Rows from a figure dataset:
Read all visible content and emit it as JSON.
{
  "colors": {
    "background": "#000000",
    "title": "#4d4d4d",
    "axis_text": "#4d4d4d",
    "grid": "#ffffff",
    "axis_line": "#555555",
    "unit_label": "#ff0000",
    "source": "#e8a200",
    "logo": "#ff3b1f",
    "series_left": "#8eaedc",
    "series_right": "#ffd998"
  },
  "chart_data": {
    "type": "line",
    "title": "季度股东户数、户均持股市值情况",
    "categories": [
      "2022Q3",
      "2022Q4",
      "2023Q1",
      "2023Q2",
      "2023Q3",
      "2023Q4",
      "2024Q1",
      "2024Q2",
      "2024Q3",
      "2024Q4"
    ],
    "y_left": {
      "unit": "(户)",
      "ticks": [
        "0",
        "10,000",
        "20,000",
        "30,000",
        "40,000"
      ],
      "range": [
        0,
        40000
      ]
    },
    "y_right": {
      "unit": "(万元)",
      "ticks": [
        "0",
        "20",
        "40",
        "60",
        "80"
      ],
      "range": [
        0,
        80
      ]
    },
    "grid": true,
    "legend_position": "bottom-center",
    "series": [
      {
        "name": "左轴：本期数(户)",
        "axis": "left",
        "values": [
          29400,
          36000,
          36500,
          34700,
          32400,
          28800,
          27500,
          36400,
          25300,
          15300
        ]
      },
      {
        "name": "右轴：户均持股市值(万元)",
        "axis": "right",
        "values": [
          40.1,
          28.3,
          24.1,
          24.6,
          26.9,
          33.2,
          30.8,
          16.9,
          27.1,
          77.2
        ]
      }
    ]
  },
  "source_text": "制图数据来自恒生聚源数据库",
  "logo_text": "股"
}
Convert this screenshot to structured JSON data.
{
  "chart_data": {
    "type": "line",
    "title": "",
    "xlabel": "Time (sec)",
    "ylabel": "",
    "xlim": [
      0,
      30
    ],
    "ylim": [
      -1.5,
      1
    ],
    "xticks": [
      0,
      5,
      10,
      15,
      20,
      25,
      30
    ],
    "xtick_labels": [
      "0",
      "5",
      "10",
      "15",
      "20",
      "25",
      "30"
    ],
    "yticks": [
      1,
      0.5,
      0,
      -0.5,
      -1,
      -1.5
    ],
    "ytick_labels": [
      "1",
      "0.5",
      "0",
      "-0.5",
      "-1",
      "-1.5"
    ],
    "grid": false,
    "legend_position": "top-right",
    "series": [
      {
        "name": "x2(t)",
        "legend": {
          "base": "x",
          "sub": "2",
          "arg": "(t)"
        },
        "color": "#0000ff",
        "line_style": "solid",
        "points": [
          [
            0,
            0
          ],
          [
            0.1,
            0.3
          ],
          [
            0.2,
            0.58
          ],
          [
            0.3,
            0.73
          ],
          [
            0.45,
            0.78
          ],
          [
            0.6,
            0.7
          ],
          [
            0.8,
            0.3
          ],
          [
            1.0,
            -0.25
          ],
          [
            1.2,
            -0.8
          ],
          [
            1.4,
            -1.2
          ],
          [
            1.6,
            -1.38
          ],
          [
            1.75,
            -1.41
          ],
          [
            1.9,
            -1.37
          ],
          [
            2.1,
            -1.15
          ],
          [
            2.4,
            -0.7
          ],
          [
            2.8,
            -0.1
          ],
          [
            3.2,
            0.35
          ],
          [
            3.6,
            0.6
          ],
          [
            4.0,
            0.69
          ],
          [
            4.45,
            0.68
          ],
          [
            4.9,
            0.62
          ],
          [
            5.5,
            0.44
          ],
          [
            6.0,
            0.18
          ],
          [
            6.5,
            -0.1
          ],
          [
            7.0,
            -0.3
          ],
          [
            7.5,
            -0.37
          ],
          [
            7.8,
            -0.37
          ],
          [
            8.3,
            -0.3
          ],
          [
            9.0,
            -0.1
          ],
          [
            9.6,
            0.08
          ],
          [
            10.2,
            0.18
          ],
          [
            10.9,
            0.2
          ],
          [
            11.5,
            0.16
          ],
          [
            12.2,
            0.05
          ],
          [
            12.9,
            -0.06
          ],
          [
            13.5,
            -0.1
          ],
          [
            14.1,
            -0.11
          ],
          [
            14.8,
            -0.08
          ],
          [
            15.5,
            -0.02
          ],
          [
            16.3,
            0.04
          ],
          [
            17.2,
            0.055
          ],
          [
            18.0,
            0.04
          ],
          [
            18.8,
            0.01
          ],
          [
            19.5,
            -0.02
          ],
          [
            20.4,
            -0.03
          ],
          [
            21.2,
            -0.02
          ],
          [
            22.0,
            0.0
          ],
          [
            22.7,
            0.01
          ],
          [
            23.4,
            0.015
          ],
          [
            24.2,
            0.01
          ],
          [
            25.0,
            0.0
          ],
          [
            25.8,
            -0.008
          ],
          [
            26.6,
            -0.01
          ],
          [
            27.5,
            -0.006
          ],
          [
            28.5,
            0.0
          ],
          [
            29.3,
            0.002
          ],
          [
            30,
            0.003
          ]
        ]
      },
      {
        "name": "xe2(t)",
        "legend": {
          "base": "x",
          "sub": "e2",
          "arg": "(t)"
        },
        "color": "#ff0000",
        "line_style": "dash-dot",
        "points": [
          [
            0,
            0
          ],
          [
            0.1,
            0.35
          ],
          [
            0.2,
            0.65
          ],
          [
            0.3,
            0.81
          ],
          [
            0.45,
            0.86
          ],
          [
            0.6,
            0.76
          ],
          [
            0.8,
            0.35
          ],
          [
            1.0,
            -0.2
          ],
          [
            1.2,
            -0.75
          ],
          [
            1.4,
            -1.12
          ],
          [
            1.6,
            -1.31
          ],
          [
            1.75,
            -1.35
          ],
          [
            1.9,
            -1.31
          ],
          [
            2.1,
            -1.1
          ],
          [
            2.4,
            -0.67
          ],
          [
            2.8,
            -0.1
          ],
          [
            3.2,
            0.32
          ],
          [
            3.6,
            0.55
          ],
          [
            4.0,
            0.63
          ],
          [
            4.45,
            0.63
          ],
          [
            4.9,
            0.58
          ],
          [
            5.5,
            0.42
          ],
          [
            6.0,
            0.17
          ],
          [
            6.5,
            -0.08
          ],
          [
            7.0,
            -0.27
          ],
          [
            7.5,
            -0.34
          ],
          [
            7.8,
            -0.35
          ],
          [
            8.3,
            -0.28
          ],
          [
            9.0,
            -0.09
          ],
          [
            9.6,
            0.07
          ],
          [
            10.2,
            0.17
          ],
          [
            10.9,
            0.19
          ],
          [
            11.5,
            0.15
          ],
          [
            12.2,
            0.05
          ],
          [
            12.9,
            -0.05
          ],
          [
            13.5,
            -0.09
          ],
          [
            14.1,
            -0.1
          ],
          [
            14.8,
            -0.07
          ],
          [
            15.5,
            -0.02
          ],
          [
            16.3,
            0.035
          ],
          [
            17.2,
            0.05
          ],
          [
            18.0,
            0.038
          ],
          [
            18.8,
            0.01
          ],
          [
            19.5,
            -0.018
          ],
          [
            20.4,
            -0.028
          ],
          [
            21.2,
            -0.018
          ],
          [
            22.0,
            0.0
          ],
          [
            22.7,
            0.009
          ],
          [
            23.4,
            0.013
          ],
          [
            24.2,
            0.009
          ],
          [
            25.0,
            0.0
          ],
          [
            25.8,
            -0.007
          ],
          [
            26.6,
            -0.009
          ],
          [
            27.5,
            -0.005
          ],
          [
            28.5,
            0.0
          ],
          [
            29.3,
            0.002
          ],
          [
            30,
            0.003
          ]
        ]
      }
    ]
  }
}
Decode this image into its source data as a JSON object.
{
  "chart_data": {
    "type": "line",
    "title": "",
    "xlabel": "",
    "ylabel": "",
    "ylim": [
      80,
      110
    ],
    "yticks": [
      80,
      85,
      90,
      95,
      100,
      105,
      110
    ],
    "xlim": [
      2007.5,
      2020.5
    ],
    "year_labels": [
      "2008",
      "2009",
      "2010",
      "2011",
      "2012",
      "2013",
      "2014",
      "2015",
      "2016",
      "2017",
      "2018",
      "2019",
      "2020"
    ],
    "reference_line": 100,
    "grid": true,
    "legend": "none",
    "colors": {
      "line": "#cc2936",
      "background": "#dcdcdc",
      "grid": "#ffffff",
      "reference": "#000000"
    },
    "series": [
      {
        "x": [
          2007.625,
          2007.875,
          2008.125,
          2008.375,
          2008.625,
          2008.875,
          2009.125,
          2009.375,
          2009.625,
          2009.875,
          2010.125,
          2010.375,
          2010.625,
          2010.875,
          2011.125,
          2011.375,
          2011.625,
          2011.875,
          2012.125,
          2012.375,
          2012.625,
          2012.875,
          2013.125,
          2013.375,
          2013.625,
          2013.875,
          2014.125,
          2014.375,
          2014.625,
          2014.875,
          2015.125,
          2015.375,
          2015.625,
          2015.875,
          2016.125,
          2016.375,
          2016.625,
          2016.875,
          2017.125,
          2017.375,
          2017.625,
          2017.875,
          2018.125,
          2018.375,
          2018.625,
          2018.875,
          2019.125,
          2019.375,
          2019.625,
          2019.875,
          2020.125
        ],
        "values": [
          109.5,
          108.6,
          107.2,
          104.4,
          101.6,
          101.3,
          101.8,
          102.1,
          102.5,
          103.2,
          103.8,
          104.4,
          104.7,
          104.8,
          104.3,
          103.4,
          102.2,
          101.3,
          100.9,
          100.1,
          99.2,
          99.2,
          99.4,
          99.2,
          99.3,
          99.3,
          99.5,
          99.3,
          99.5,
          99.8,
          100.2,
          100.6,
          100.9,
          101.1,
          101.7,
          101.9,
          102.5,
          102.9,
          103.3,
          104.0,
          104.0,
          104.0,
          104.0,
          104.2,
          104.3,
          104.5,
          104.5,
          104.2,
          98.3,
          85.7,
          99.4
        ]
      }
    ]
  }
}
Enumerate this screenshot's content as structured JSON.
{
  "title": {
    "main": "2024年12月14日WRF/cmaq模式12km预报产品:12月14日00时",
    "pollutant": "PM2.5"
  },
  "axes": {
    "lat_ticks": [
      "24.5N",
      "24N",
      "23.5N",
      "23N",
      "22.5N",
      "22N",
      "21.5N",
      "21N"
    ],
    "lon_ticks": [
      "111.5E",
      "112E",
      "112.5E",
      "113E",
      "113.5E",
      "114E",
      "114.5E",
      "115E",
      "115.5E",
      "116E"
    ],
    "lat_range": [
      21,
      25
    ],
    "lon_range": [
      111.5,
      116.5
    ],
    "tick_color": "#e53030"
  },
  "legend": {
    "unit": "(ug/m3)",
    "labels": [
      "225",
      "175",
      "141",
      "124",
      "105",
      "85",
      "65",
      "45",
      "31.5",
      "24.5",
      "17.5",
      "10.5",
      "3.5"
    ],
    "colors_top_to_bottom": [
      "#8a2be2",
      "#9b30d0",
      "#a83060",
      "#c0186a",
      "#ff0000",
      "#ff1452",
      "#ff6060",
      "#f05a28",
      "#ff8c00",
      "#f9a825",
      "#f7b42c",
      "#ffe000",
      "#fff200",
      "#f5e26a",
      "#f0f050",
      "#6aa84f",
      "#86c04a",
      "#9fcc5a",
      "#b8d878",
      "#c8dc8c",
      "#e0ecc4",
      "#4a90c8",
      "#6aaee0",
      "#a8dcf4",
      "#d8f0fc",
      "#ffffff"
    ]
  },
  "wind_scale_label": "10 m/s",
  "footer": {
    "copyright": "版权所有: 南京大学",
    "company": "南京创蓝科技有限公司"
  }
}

WHAT THE EXERCISE ASKS
Return exactly the lines of the data, and only those, from the line with "Enumerate this screenshot's" through the last line, inclusive.

WRITTEN SOLUTION
Enumerate this screenshot's content as structured JSON.
{
  "title": {
    "main": "2024年12月14日WRF/cmaq模式12km预报产品:12月14日00时",
    "pollutant": "PM2.5"
  },
  "axes": {
    "lat_ticks": [
      "24.5N",
      "24N",
      "23.5N",
      "23N",
      "22.5N",
      "22N",
      "21.5N",
      "21N"
    ],
    "lon_ticks": [
      "111.5E",
      "112E",
      "112.5E",
      "113E",
      "113.5E",
      "114E",
      "114.5E",
      "115E",
      "115.5E",
      "116E"
    ],
    "lat_range": [
      21,
      25
    ],
    "lon_range": [
      111.5,
      116.5
    ],
    "tick_color": "#e53030"
  },
  "legend": {
    "unit": "(ug/m3)",
    "labels": [
      "225",
      "175",
      "141",
      "124",
      "105",
      "85",
      "65",
      "45",
      "31.5",
      "24.5",
      "17.5",
      "10.5",
      "3.5"
    ],
    "colors_top_to_bottom": [
      "#8a2be2",
      "#9b30d0",
      "#a83060",
      "#c0186a",
      "#ff0000",
      "#ff1452",
      "#ff6060",
      "#f05a28",
      "#ff8c00",
      "#f9a825",
      "#f7b42c",
      "#ffe000",
      "#fff200",
      "#f5e26a",
      "#f0f050",
      "#6aa84f",
      "#86c04a",
      "#9fcc5a",
      "#b8d878",
      "#c8dc8c",
      "#e0ecc4",
      "#4a90c8",
      "#6aaee0",
      "#a8dcf4",
      "#d8f0fc",
      "#ffffff"
    ]
  },
  "wind_scale_label": "10 m/s",
  "footer": {
    "copyright": "版权所有: 南京大学",
    "company": "南京创蓝科技有限公司"
  }
}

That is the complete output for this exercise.